**AIM**
Would you restate all the data that follows, word for word?

**STORED ROWS**
——————

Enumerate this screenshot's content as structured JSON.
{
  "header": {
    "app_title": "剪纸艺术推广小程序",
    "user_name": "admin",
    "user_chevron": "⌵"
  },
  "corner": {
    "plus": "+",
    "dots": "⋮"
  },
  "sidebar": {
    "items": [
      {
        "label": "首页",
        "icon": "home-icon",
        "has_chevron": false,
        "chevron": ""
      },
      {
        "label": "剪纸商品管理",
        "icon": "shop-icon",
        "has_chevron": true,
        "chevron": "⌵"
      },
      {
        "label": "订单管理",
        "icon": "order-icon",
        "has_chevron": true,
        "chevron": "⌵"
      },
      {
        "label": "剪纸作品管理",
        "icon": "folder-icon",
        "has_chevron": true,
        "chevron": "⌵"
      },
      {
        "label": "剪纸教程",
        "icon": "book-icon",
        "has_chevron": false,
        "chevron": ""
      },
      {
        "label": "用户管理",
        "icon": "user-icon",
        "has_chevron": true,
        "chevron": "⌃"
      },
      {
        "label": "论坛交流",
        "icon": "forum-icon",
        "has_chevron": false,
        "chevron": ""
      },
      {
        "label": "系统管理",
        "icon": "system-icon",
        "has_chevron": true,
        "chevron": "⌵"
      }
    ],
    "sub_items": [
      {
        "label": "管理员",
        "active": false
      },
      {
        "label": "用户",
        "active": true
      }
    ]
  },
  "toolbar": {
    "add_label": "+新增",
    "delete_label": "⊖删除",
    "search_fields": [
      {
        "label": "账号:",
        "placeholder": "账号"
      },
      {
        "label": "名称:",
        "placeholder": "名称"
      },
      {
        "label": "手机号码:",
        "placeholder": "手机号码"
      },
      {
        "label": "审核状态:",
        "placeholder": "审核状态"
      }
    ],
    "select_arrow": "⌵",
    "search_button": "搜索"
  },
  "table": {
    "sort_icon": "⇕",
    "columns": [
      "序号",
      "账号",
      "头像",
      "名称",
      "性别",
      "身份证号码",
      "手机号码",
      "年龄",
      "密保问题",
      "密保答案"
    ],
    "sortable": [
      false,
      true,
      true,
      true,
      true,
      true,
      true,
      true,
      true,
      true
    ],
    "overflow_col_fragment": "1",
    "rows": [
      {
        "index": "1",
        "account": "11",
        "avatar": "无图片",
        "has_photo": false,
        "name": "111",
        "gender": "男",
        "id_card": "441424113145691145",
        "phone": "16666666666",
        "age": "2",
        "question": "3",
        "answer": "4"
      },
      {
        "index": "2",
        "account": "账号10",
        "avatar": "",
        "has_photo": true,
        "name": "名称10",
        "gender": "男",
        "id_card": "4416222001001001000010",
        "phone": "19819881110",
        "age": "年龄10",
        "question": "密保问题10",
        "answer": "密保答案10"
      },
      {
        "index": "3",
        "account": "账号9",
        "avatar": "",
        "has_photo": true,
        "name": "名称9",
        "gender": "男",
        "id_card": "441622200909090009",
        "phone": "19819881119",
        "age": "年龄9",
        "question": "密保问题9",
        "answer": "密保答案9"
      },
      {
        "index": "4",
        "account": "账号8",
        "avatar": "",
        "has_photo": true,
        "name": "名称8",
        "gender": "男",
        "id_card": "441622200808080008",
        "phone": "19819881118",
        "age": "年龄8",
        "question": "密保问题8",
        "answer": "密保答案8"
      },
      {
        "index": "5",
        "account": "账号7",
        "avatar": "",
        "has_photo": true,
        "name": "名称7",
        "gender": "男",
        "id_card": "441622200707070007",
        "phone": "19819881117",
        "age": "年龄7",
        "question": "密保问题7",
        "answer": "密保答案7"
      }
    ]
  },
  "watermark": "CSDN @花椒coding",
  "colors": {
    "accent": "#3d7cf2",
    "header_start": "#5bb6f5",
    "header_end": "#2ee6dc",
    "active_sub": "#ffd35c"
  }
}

——————

**REPLY**
Enumerate this screenshot's content as structured JSON.
{
  "header": {
    "app_title": "剪纸艺术推广小程序",
    "user_name": "admin",
    "user_chevron": "⌵"
  },
  "corner": {
    "plus": "+",
    "dots": "⋮"
  },
  "sidebar": {
    "items": [
      {
        "label": "首页",
        "icon": "home-icon",
        "has_chevron": false,
        "chevron": ""
      },
      {
        "label": "剪纸商品管理",
        "icon": "shop-icon",
        "has_chevron": true,
        "chevron": "⌵"
      },
      {
        "label": "订单管理",
        "icon": "order-icon",
        "has_chevron": true,
        "chevron": "⌵"
      },
      {
        "label": "剪纸作品管理",
        "icon": "folder-icon",
        "has_chevron": true,
        "chevron": "⌵"
      },
      {
        "label": "剪纸教程",
        "icon": "book-icon",
        "has_chevron": false,
        "chevron": ""
      },
      {
        "label": "用户管理",
        "icon": "user-icon",
        "has_chevron": true,
        "chevron": "⌃"
      },
      {
        "label": "论坛交流",
        "icon": "forum-icon",
        "has_chevron": false,
        "chevron": ""
      },
      {
        "label": "系统管理",
        "icon": "system-icon",
        "has_chevron": true,
        "chevron": "⌵"
      }
    ],
    "sub_items": [
      {
        "label": "管理员",
        "active": false
      },
      {
        "label": "用户",
        "active": true
      }
    ]
  },
  "toolbar": {
    "add_label": "+新增",
    "delete_label": "⊖删除",
    "search_fields": [
      {
        "label": "账号:",
        "placeholder": "账号"
      },
      {
        "label": "名称:",
        "placeholder": "名称"
      },
      {
        "label": "手机号码:",
        "placeholder": "手机号码"
      },
      {
        "label": "审核状态:",
        "placeholder": "审核状态"
      }
    ],
    "select_arrow": "⌵",
    "search_button": "搜索"
  },
  "table": {
    "sort_icon": "⇕",
    "columns": [
      "序号",
      "账号",
      "头像",
      "名称",
      "性别",
      "身份证号码",
      "手机号码",
      "年龄",
      "密保问题",
      "密保答案"
    ],
    "sortable": [
      false,
      true,
      true,
      true,
      true,
      true,
      true,
      true,
      true,
      true
    ],
    "overflow_col_fragment": "1",
    "rows": [
      {
        "index": "1",
        "account": "11",
        "avatar": "无图片",
        "has_photo": false,
        "name": "111",
        "gender": "男",
        "id_card": "441424113145691145",
        "phone": "16666666666",
        "age": "2",
        "question": "3",
        "answer": "4"
      },
      {
        "index": "2",
        "account": "账号10",
        "avatar": "",
        "has_photo": true,
        "name": "名称10",
        "gender": "男",
        "id_card": "4416222001001001000010",
        "phone": "19819881110",
        "age": "年龄10",
        "question": "密保问题10",
        "answer": "密保答案10"
      },
      {
        "index": "3",
        "account": "账号9",
        "avatar": "",
        "has_photo": true,
        "name": "名称9",
        "gender": "男",
        "id_card": "441622200909090009",
        "phone": "19819881119",
        "age": "年龄9",
        "question": "密保问题9",
        "answer": "密保答案9"
      },
      {
        "index": "4",
        "account": "账号8",
        "avatar": "",
        "has_photo": true,
        "name": "名称8",
        "gender": "男",
        "id_card": "441622200808080008",
        "phone": "19819881118",
        "age": "年龄8",
        "question": "密保问题8",
        "answer": "密保答案8"
      },
      {
        "index": "5",
        "account": "账号7",
        "avatar": "",
        "has_photo": true,
        "name": "名称7",
        "gender": "男",
        "id_card": "441622200707070007",
        "phone": "19819881117",
        "age": "年龄7",
        "question": "密保问题7",
        "answer": "密保答案7"
      }
    ]
  },
  "watermark": "CSDN @花椒coding",
  "colors": {
    "accent": "#3d7cf2",
    "header_start": "#5bb6f5",
    "header_end": "#2ee6dc",
    "active_sub": "#ffd35c"
  }
}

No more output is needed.